- **REQUEST**
You are to retype all of the data exactly as it appears.

═════ EXTRACTED ENTRIES

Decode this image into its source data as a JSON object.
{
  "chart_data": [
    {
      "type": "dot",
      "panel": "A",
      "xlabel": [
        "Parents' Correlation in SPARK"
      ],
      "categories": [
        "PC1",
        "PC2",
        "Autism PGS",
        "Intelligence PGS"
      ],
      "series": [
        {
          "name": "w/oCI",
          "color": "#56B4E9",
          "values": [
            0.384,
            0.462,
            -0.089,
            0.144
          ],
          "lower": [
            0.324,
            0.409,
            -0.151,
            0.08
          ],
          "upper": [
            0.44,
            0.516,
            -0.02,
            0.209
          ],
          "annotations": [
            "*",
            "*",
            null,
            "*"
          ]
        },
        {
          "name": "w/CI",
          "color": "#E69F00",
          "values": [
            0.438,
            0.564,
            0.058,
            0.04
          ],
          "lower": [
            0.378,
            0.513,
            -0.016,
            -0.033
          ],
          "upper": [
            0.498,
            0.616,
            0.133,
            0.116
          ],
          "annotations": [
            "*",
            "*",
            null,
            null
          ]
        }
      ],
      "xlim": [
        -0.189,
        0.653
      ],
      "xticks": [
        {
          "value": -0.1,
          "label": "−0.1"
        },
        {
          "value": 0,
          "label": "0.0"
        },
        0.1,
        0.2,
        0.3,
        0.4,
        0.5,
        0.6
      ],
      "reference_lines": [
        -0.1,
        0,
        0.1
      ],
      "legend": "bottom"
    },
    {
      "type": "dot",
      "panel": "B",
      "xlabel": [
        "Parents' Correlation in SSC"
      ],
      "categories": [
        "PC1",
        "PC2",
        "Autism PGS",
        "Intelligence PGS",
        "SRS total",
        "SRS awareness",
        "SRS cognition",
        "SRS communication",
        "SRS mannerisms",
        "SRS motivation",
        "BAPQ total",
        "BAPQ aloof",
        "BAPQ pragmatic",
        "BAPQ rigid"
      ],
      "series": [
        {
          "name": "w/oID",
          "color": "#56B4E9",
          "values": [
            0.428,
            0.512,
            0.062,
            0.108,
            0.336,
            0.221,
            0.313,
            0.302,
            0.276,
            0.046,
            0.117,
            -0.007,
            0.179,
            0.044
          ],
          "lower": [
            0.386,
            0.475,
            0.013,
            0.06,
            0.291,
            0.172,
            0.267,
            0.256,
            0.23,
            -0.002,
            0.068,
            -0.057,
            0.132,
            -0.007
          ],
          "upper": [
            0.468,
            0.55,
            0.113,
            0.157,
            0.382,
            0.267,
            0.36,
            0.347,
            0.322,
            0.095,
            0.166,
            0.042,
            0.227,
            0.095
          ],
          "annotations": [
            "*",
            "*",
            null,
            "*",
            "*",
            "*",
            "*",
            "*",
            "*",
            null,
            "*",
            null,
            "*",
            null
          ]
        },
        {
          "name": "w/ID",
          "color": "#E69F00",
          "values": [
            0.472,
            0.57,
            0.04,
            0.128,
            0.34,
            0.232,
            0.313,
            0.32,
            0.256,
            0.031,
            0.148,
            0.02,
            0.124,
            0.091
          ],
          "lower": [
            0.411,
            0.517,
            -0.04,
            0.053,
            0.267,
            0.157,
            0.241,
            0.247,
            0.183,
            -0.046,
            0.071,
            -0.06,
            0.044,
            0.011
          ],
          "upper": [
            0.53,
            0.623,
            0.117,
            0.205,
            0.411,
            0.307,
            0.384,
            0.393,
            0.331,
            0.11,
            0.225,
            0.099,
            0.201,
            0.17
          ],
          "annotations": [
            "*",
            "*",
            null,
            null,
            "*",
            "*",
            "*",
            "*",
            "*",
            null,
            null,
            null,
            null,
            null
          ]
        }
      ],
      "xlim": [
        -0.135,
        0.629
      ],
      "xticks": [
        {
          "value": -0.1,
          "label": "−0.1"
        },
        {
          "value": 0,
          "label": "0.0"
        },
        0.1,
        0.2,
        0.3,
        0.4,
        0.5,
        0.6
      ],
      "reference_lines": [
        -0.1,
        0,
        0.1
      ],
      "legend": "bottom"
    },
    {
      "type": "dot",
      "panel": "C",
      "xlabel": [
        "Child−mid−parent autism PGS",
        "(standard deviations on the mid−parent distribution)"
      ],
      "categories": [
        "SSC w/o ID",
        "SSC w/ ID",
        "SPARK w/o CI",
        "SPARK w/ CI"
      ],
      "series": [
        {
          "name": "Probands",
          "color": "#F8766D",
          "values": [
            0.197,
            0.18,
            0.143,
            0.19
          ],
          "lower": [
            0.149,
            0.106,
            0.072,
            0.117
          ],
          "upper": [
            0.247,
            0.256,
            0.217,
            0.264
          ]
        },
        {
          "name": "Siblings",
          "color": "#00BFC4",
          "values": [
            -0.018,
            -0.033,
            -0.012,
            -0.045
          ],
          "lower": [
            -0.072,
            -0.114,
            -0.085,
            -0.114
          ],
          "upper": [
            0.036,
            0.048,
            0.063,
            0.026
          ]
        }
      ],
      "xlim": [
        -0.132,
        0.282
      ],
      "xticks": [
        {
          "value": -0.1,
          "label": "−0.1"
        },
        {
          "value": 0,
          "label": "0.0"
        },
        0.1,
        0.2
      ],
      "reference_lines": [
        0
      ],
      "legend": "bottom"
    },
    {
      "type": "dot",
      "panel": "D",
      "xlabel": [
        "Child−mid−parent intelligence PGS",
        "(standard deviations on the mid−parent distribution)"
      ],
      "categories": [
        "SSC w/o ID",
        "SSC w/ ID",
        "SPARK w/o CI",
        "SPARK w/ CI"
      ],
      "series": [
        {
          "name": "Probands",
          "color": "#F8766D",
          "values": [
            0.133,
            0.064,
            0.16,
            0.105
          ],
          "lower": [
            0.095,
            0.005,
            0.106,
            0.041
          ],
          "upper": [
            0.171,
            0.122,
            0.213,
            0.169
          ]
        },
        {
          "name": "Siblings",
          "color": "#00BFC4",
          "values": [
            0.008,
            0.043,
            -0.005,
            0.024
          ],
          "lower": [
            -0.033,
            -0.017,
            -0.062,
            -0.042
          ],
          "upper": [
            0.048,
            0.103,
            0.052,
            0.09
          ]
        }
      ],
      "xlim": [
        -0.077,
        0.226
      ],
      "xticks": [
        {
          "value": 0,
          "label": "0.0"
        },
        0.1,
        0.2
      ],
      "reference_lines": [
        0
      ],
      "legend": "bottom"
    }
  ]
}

══════════

- **EXERCISE RESULT**
Decode this image into its source data as a JSON object.
{
  "chart_data": [
    {
      "type": "dot",
      "panel": "A",
      "xlabel": [
        "Parents' Correlation in SPARK"
      ],
      "categories": [
        "PC1",
        "PC2",
        "Autism PGS",
        "Intelligence PGS"
      ],
      "series": [
        {
          "name": "w/oCI",
          "color": "#56B4E9",
          "values": [
            0.384,
            0.462,
            -0.089,
            0.144
          ],
          "lower": [
            0.324,
            0.409,
            -0.151,
            0.08
          ],
          "upper": [
            0.44,
            0.516,
            -0.02,
            0.209
          ],
          "annotations": [
            "*",
            "*",
            null,
            "*"
          ]
        },
        {
          "name": "w/CI",
          "color": "#E69F00",
          "values": [
            0.438,
            0.564,
            0.058,
            0.04
          ],
          "lower": [
            0.378,
            0.513,
            -0.016,
            -0.033
          ],
          "upper": [
            0.498,
            0.616,
            0.133,
            0.116
          ],
          "annotations": [
            "*",
            "*",
            null,
            null
          ]
        }
      ],
      "xlim": [
        -0.189,
        0.653
      ],
      "xticks": [
        {
          "value": -0.1,
          "label": "−0.1"
        },
        {
          "value": 0,
          "label": "0.0"
        },
        0.1,
        0.2,
        0.3,
        0.4,
        0.5,
        0.6
      ],
      "reference_lines": [
        -0.1,
        0,
        0.1
      ],
      "legend": "bottom"
    },
    {
      "type": "dot",
      "panel": "B",
      "xlabel": [
        "Parents' Correlation in SSC"
      ],
      "categories": [
        "PC1",
        "PC2",
        "Autism PGS",
        "Intelligence PGS",
        "SRS total",
        "SRS awareness",
        "SRS cognition",
        "SRS communication",
        "SRS mannerisms",
        "SRS motivation",
        "BAPQ total",
        "BAPQ aloof",
        "BAPQ pragmatic",
        "BAPQ rigid"
      ],
      "series": [
        {
          "name": "w/oID",
          "color": "#56B4E9",
          "values": [
            0.428,
            0.512,
            0.062,
            0.108,
            0.336,
            0.221,
            0.313,
            0.302,
            0.276,
            0.046,
            0.117,
            -0.007,
            0.179,
            0.044
          ],
          "lower": [
            0.386,
            0.475,
            0.013,
            0.06,
            0.291,
            0.172,
            0.267,
            0.256,
            0.23,
            -0.002,
            0.068,
            -0.057,
            0.132,
            -0.007
          ],
          "upper": [
            0.468,
            0.55,
            0.113,
            0.157,
            0.382,
            0.267,
            0.36,
            0.347,
            0.322,
            0.095,
            0.166,
            0.042,
            0.227,
            0.095
          ],
          "annotations": [
            "*",
            "*",
            null,
            "*",
            "*",
            "*",
            "*",
            "*",
            "*",
            null,
            "*",
            null,
            "*",
            null
          ]
        },
        {
          "name": "w/ID",
          "color": "#E69F00",
          "values": [
            0.472,
            0.57,
            0.04,
            0.128,
            0.34,
            0.232,
            0.313,
            0.32,
            0.256,
            0.031,
            0.148,
            0.02,
            0.124,
            0.091
          ],
          "lower": [
            0.411,
            0.517,
            -0.04,
            0.053,
            0.267,
            0.157,
            0.241,
            0.247,
            0.183,
            -0.046,
            0.071,
            -0.06,
            0.044,
            0.011
          ],
          "upper": [
            0.53,
            0.623,
            0.117,
            0.205,
            0.411,
            0.307,
            0.384,
            0.393,
            0.331,
            0.11,
            0.225,
            0.099,
            0.201,
            0.17
          ],
          "annotations": [
            "*",
            "*",
            null,
            null,
            "*",
            "*",
            "*",
            "*",
            "*",
            null,
            null,
            null,
            null,
            null
          ]
        }
      ],
      "xlim": [
        -0.135,
        0.629
      ],
      "xticks": [
        {
          "value": -0.1,
          "label": "−0.1"
        },
        {
          "value": 0,
          "label": "0.0"
        },
        0.1,
        0.2,
        0.3,
        0.4,
        0.5,
        0.6
      ],
      "reference_lines": [
        -0.1,
        0,
        0.1
      ],
      "legend": "bottom"
    },
    {
      "type": "dot",
      "panel": "C",
      "xlabel": [
        "Child−mid−parent autism PGS",
        "(standard deviations on the mid−parent distribution)"
      ],
      "categories": [
        "SSC w/o ID",
        "SSC w/ ID",
        "SPARK w/o CI",
        "SPARK w/ CI"
      ],
      "series": [
        {
          "name": "Probands",
          "color": "#F8766D",
          "values": [
            0.197,
            0.18,
            0.143,
            0.19
          ],
          "lower": [
            0.149,
            0.106,
            0.072,
            0.117
          ],
          "upper": [
            0.247,
            0.256,
            0.217,
            0.264
          ]
        },
        {
          "name": "Siblings",
          "color": "#00BFC4",
          "values": [
            -0.018,
            -0.033,
            -0.012,
            -0.045
          ],
          "lower": [
            -0.072,
            -0.114,
            -0.085,
            -0.114
          ],
          "upper": [
            0.036,
            0.048,
            0.063,
            0.026
          ]
        }
      ],
      "xlim": [
        -0.132,
        0.282
      ],
      "xticks": [
        {
          "value": -0.1,
          "label": "−0.1"
        },
        {
          "value": 0,
          "label": "0.0"
        },
        0.1,
        0.2
      ],
      "reference_lines": [
        0
      ],
      "legend": "bottom"
    },
    {
      "type": "dot",
      "panel": "D",
      "xlabel": [
        "Child−mid−parent intelligence PGS",
        "(standard deviations on the mid−parent distribution)"
      ],
      "categories": [
        "SSC w/o ID",
        "SSC w/ ID",
        "SPARK w/o CI",
        "SPARK w/ CI"
      ],
      "series": [
        {
          "name": "Probands",
          "color": "#F8766D",
          "values": [
            0.133,
            0.064,
            0.16,
            0.105
          ],
          "lower": [
            0.095,
            0.005,
            0.106,
            0.041
          ],
          "upper": [
            0.171,
            0.122,
            0.213,
            0.169
          ]
        },
        {
          "name": "Siblings",
          "color": "#00BFC4",
          "values": [
            0.008,
            0.043,
            -0.005,
            0.024
          ],
          "lower": [
            -0.033,
            -0.017,
            -0.062,
            -0.042
          ],
          "upper": [
            0.048,
            0.103,
            0.052,
            0.09
          ]
        }
      ],
      "xlim": [
        -0.077,
        0.226
      ],
      "xticks": [
        {
          "value": 0,
          "label": "0.0"
        },
        0.1,
        0.2
      ],
      "reference_lines": [
        0
      ],
      "legend": "bottom"
    }
  ]
}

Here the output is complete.